>> Begin GIVEN ENTRIES

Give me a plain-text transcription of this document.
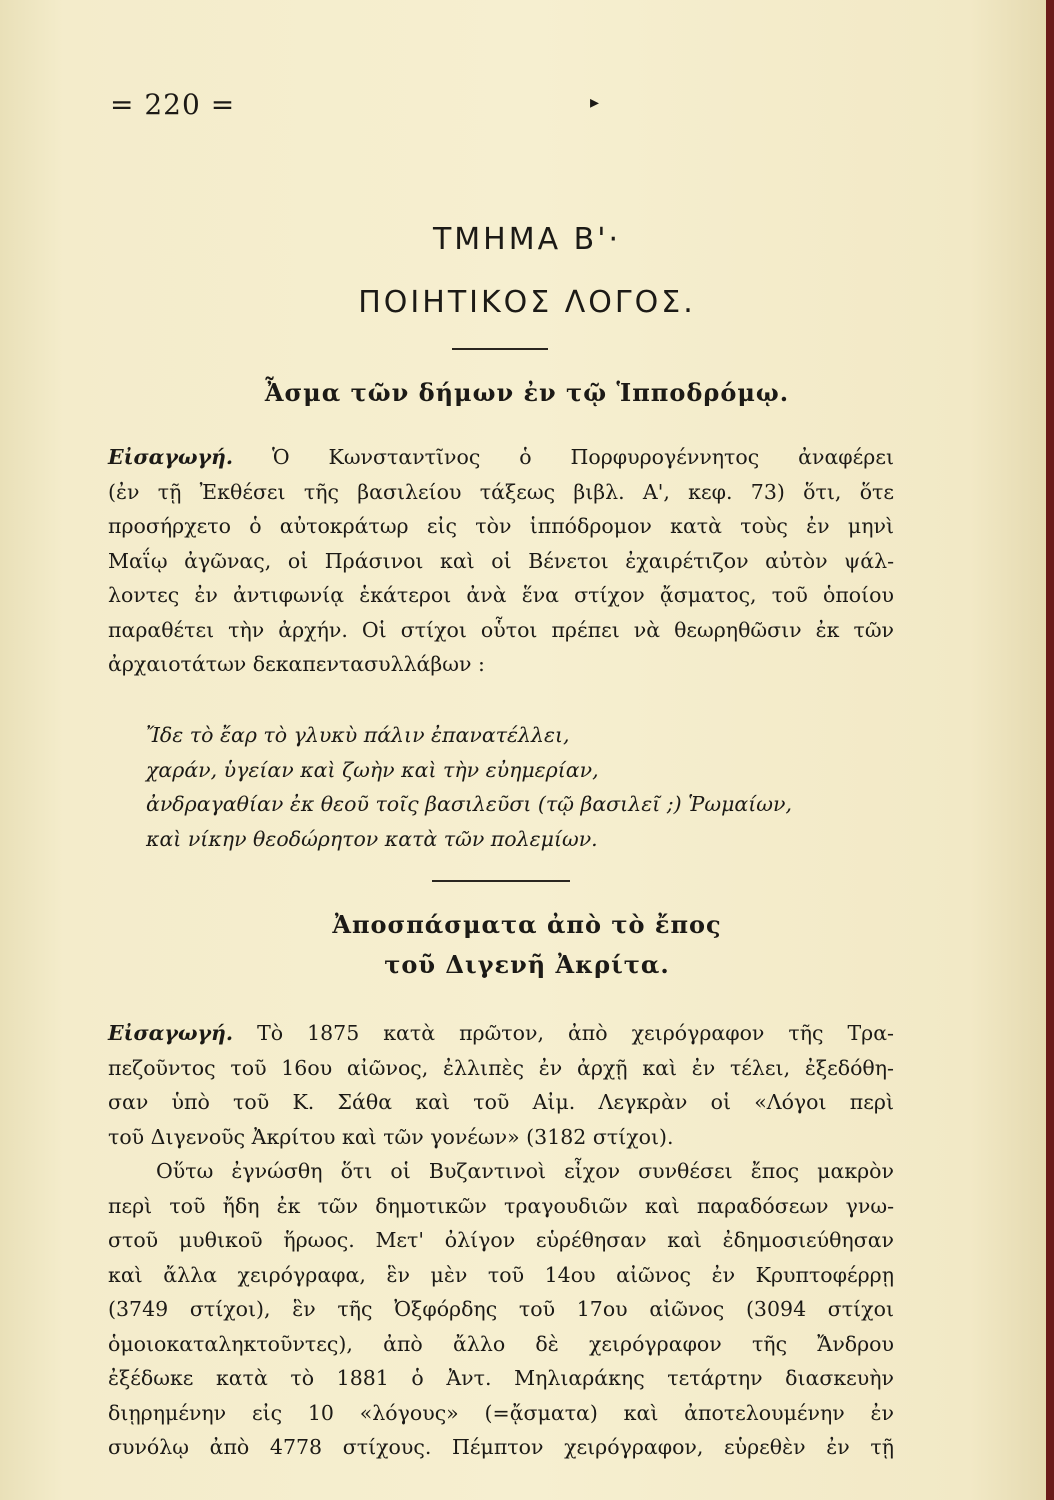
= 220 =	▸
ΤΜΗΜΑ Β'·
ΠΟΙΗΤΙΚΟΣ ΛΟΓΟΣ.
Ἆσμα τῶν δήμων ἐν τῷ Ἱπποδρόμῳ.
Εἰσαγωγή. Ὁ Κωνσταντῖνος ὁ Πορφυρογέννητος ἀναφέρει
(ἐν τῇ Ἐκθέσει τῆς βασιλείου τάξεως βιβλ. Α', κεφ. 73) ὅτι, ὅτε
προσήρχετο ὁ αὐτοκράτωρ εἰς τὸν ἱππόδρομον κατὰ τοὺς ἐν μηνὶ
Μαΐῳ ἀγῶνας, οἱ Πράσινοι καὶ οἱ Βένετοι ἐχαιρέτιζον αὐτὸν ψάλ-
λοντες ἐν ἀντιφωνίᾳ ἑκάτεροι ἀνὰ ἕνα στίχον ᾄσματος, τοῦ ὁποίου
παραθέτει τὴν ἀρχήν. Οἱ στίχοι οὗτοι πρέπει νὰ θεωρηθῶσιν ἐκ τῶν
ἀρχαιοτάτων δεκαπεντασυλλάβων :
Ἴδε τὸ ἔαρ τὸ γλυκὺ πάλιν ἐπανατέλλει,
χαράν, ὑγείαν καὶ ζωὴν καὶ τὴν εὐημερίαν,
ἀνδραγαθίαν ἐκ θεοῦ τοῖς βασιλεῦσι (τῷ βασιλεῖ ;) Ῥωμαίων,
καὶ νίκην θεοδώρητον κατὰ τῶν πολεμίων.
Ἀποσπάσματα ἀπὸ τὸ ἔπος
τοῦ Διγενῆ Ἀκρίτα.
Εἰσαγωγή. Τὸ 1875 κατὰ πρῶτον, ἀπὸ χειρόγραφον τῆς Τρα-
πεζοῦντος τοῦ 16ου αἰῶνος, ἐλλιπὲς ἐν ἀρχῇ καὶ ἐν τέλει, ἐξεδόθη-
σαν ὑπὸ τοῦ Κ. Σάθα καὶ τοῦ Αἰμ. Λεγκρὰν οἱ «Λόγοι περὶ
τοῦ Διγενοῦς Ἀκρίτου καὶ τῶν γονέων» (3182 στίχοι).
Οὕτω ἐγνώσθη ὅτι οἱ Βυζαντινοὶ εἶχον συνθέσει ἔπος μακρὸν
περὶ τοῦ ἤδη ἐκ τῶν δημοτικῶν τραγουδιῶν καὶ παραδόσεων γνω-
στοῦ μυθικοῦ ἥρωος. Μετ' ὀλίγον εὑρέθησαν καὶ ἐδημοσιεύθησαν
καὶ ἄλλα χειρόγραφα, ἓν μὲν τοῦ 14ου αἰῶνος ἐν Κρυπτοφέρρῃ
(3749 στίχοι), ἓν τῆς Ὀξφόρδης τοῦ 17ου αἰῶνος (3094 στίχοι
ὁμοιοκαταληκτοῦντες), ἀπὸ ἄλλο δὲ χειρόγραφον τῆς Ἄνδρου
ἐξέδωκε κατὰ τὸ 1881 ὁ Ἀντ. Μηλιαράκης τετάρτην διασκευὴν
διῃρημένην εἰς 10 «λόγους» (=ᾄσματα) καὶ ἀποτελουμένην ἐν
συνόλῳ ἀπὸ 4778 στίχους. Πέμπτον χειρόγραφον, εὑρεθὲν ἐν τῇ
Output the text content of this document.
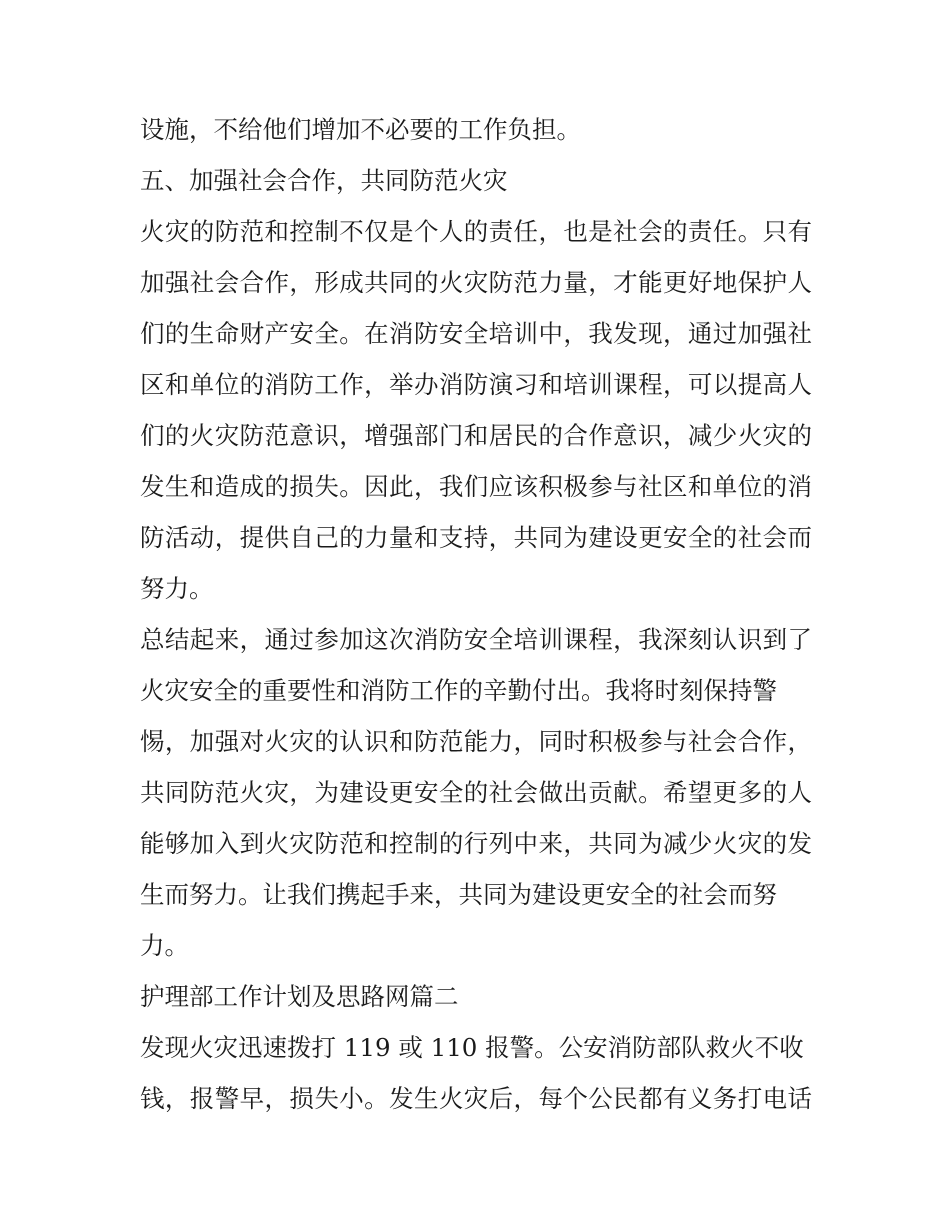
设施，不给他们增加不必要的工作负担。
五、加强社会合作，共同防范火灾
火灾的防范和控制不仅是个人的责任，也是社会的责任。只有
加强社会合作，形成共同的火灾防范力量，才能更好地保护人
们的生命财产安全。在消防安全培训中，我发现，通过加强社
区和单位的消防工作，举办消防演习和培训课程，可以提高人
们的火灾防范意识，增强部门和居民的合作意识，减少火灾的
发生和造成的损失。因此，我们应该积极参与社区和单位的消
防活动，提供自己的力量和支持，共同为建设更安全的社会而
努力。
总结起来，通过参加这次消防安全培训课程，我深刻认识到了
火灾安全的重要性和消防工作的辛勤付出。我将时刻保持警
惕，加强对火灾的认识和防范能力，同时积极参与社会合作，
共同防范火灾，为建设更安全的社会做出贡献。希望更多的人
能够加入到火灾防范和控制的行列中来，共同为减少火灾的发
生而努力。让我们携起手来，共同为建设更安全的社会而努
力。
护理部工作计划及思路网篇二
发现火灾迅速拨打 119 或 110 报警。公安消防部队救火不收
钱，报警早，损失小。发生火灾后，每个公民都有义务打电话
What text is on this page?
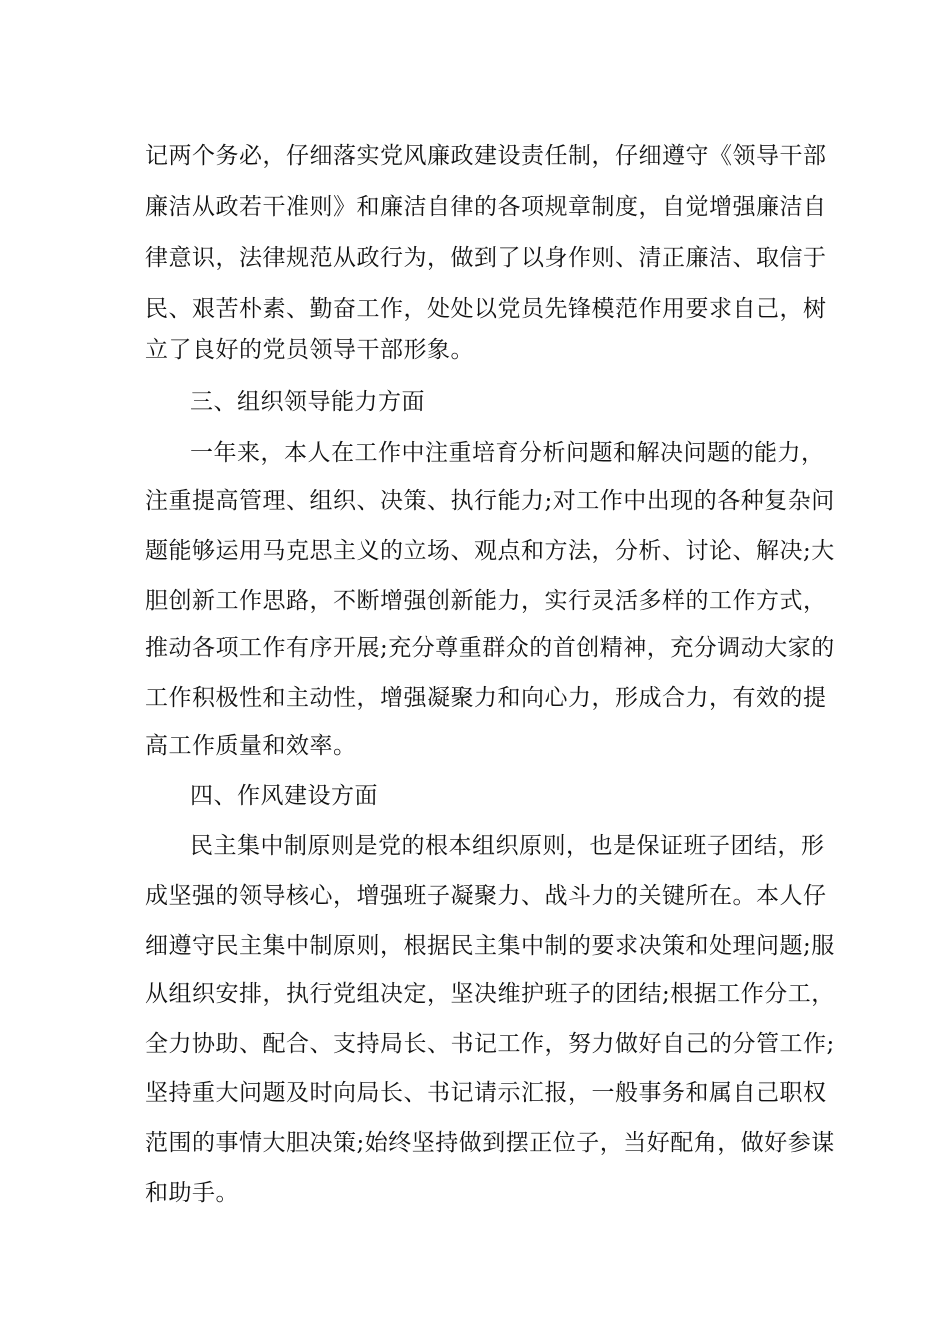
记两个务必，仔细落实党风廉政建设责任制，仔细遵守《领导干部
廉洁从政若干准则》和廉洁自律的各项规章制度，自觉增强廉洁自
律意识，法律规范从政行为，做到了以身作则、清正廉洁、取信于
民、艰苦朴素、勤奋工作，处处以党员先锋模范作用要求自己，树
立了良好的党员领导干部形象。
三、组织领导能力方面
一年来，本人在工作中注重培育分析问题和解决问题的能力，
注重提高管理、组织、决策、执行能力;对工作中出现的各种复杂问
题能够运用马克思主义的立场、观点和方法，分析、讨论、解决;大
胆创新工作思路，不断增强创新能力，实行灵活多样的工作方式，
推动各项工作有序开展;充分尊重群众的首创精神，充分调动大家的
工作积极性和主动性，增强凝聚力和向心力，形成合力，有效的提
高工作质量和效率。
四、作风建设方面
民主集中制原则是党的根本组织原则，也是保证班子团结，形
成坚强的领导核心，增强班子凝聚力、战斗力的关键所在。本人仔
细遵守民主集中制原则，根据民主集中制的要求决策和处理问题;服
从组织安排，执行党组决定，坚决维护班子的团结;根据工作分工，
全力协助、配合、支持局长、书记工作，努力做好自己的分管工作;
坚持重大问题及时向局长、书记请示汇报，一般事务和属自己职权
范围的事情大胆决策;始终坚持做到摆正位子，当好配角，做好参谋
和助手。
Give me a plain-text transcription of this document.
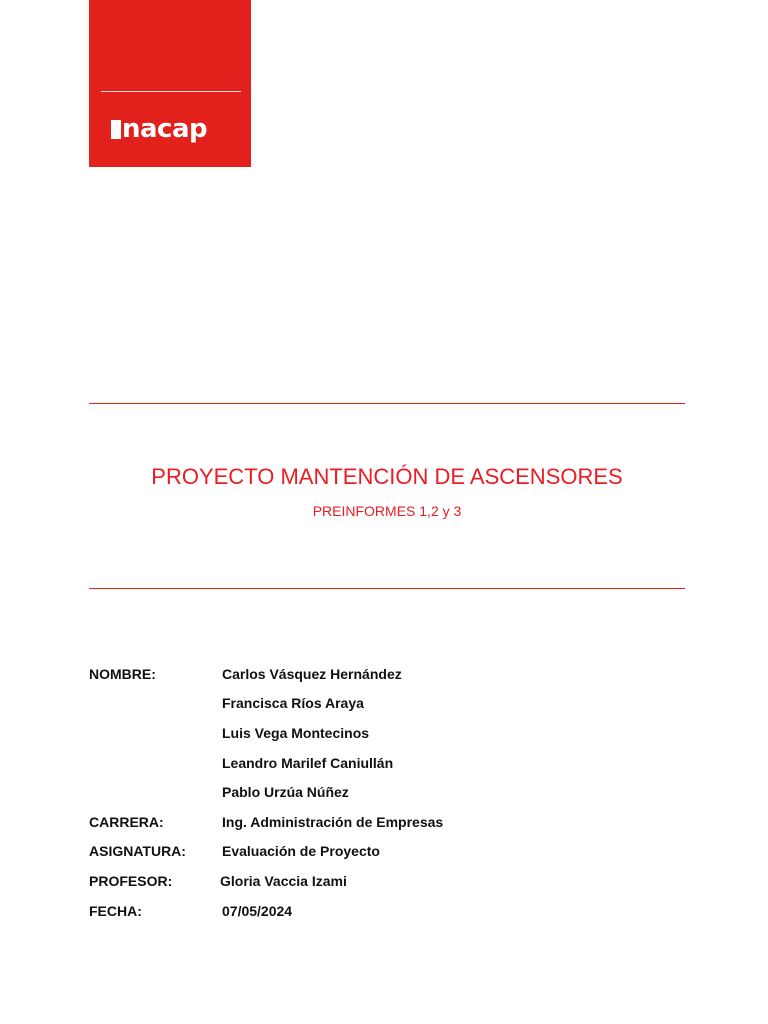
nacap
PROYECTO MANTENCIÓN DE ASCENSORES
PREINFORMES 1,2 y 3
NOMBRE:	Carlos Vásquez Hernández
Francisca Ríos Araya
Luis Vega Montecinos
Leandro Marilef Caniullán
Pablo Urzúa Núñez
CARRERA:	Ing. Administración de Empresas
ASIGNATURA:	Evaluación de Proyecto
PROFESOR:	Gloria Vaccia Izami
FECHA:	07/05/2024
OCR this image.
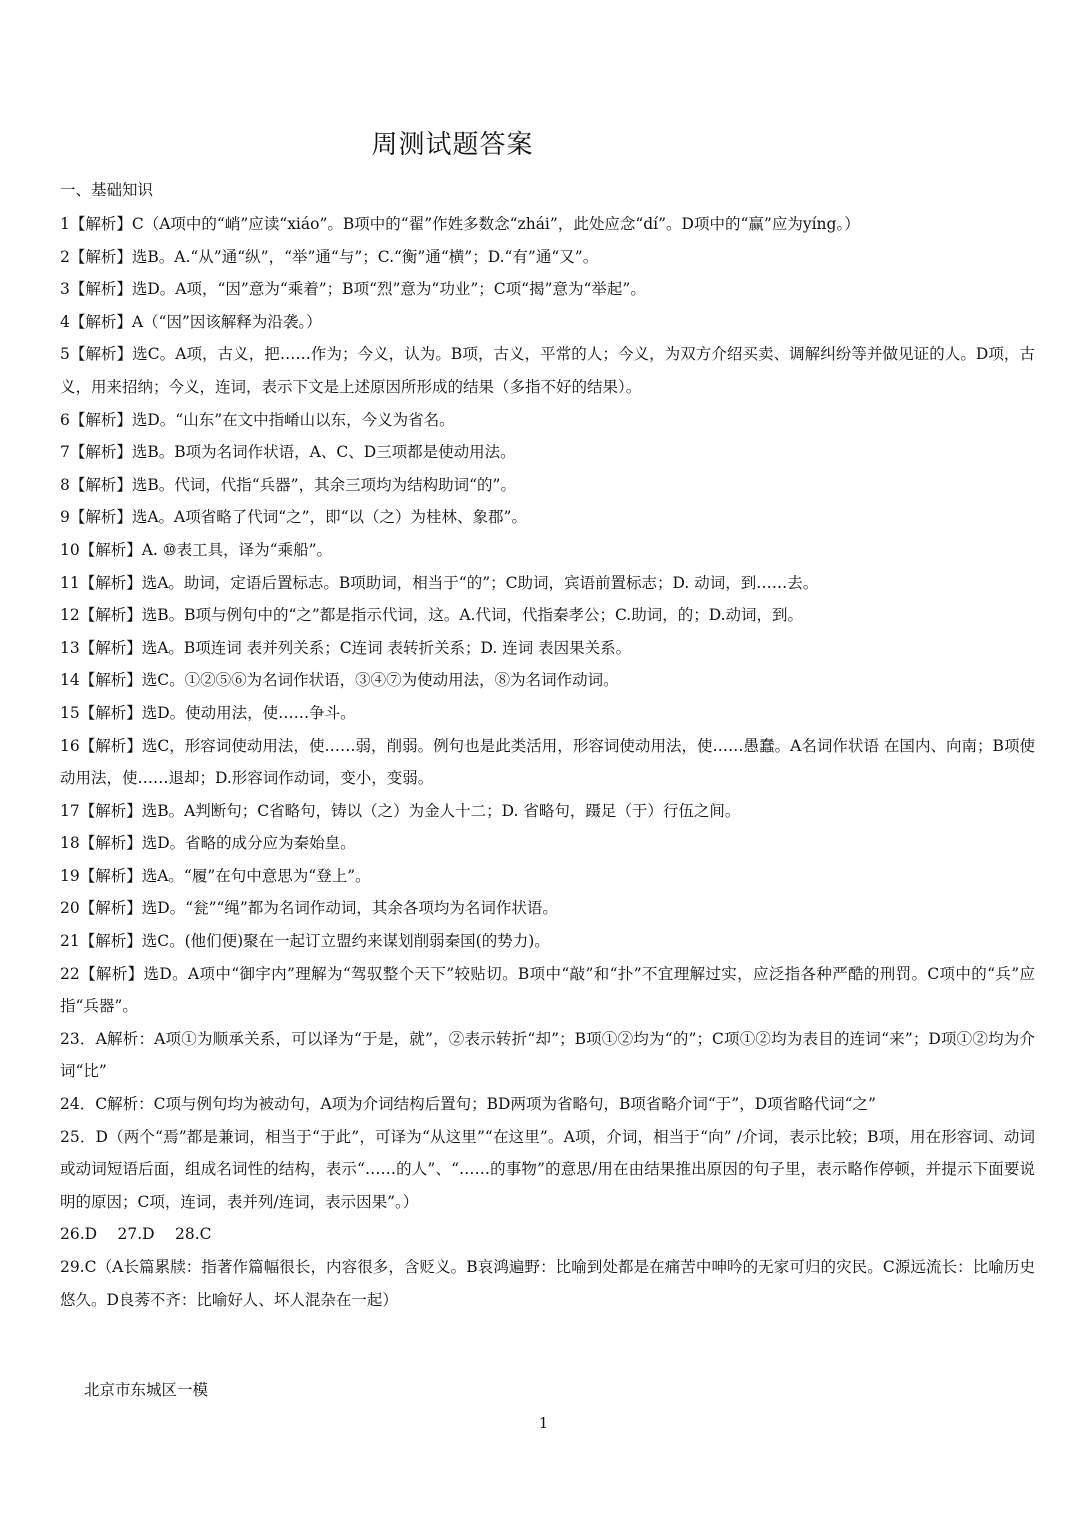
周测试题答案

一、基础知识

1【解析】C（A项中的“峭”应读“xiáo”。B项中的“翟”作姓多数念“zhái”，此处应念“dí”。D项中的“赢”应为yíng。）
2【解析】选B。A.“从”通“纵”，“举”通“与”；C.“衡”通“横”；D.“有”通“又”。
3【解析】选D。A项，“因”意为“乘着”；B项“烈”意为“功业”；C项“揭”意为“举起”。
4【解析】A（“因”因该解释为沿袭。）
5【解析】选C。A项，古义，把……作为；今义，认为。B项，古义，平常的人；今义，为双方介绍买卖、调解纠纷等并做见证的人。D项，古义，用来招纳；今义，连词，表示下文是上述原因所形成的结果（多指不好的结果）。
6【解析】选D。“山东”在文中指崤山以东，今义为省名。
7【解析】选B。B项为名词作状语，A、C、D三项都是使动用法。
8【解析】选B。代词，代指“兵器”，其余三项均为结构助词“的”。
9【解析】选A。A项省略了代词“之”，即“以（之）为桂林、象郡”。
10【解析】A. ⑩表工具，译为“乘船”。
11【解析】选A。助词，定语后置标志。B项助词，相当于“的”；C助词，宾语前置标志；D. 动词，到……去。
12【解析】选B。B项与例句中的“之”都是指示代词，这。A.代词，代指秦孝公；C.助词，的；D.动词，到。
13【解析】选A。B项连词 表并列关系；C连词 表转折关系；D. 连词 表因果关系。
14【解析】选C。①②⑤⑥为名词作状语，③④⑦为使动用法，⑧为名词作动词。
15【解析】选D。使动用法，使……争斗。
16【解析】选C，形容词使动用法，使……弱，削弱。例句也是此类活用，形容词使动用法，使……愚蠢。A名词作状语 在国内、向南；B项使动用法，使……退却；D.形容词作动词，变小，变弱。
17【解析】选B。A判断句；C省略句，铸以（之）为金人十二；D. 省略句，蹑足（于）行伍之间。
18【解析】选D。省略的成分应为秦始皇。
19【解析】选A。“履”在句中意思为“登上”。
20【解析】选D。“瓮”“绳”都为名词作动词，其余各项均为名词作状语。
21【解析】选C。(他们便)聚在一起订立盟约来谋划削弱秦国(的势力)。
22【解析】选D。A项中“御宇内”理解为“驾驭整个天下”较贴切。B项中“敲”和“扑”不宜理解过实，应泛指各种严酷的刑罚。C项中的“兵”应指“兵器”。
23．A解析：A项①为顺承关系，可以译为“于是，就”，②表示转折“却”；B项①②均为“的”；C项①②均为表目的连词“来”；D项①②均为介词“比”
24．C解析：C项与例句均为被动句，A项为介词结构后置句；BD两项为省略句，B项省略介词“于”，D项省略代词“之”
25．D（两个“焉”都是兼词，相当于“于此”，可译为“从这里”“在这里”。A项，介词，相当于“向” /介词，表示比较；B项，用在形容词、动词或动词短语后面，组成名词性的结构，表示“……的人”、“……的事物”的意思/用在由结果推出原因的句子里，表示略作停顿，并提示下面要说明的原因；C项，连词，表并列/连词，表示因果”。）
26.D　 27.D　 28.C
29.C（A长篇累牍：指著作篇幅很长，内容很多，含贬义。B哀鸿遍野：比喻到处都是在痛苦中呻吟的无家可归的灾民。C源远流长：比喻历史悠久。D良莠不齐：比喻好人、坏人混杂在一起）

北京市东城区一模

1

>> End GIVEN ENTRIES

SET PROBLEM —
Looking at the data above, show all lines where the word "共同防范火灾" occurs.

FINAL RESULT —
五、加强社会合作，共同防范火灾
共同防范火灾，为建设更安全的社会做出贡献。希望更多的人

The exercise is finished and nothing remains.